====== Extracted data ======

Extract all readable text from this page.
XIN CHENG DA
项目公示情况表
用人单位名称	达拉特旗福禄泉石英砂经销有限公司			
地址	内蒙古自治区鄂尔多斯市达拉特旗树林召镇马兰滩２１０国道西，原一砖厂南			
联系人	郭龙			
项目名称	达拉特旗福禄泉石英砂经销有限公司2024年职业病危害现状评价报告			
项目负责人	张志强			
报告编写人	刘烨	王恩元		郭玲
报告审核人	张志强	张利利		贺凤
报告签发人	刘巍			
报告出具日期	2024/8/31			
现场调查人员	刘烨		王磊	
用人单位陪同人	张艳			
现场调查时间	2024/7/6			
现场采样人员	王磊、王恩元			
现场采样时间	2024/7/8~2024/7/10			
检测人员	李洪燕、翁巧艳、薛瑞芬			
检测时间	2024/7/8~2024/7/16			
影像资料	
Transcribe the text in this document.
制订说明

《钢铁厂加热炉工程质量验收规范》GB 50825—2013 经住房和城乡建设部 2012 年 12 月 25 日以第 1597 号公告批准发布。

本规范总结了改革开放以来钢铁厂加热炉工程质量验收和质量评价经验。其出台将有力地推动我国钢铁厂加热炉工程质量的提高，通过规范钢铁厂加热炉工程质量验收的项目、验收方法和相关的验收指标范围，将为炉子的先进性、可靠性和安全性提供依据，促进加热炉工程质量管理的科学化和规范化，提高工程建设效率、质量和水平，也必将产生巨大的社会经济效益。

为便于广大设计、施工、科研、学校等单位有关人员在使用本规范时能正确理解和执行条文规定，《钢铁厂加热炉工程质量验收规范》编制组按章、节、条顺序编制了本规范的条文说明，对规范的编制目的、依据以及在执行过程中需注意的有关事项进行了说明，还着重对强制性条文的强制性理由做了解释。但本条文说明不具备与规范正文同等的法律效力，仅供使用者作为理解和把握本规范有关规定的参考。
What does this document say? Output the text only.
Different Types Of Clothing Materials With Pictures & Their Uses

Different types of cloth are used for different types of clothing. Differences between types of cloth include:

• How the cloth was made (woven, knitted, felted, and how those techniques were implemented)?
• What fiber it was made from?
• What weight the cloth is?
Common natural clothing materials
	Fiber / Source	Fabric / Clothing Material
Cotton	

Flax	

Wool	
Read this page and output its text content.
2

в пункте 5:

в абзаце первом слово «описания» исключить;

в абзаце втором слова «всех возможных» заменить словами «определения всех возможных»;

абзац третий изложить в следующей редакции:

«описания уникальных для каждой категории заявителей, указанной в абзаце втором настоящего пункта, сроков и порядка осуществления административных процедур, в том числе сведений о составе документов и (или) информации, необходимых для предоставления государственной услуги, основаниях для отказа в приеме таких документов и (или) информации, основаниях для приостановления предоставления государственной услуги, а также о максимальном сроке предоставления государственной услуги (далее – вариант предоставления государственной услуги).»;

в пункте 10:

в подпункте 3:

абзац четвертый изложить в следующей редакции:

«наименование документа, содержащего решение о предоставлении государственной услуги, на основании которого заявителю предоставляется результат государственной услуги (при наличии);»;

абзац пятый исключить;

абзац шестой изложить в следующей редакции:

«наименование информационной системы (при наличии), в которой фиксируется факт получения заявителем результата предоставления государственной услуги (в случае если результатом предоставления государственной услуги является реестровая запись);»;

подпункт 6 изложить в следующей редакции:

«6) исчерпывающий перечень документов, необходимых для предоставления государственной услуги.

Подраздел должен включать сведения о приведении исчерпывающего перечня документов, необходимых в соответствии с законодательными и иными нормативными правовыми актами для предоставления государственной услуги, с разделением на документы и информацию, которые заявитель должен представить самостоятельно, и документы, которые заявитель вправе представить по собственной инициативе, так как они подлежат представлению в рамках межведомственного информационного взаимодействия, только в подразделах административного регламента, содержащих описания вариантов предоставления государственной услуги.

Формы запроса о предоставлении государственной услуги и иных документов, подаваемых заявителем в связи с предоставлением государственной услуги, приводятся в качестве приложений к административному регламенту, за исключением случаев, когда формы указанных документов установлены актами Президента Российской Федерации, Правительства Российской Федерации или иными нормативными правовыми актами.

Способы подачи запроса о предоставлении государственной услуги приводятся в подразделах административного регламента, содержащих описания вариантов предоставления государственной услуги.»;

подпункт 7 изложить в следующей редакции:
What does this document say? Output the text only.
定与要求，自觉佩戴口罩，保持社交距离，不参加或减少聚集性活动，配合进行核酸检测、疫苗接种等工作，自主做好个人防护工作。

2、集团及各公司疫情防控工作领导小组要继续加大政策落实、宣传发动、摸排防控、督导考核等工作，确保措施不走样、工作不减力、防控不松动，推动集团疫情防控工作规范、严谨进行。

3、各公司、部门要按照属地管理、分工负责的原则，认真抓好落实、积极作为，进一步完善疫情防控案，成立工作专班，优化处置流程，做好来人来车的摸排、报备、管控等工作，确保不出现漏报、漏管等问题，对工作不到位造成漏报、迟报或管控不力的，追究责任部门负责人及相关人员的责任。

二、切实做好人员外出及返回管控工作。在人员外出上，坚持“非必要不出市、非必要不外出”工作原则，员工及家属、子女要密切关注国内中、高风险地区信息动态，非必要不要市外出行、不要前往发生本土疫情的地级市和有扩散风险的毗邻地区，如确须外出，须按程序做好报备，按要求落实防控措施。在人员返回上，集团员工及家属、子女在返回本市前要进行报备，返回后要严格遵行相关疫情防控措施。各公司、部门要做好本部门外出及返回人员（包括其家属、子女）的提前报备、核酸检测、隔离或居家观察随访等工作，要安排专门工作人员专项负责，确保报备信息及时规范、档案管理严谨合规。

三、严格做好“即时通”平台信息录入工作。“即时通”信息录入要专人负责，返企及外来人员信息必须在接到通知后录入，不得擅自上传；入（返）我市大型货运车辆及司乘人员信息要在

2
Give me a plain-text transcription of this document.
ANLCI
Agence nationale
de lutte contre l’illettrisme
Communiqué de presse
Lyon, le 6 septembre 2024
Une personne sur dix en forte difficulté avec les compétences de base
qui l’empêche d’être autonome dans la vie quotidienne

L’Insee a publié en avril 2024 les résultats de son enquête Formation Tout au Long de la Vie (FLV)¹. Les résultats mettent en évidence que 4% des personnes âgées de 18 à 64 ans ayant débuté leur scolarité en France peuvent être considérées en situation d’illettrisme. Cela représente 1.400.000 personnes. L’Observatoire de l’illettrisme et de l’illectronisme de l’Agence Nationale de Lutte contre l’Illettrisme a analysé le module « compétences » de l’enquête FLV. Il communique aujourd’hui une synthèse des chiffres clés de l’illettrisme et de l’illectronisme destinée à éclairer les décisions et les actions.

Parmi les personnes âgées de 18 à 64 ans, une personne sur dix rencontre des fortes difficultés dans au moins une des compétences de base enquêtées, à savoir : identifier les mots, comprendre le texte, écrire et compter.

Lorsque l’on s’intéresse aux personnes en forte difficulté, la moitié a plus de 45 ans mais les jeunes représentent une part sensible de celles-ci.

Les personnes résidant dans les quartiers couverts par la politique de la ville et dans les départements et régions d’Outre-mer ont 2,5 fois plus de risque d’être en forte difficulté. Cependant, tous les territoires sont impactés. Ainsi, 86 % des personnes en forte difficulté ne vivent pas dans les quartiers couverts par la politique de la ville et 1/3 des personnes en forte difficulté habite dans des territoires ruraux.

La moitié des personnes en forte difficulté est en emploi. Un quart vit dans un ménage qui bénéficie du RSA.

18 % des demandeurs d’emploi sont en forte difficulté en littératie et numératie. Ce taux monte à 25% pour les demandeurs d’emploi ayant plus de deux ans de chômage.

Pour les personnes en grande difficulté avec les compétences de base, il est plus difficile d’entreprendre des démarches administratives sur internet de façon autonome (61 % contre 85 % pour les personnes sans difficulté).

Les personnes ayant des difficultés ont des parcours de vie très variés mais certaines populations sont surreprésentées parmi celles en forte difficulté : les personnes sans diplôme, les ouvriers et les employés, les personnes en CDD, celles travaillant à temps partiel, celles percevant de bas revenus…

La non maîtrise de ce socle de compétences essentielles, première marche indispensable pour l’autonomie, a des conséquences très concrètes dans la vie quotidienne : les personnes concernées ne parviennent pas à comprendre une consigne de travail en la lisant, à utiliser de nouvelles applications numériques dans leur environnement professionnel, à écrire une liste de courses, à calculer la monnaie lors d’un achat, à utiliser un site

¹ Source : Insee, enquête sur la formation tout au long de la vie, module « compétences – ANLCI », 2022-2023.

======

Brief: Go through the material and select each line with the string "quotidienne" in it.

Written response:
qui l’empêche d’être autonome dans la vie quotidienne
La non maîtrise de ce socle de compétences essentielles, première marche indispensable pour l’autonomie, a des conséquences très concrètes dans la vie quotidienne : les personnes concernées ne parviennent pas à comprendre une consigne de travail en la lisant, à utiliser de nouvelles applications numériques dans leur environnement professionnel, à écrire une liste de courses, à calculer la monnaie lors d’un achat, à utiliser un site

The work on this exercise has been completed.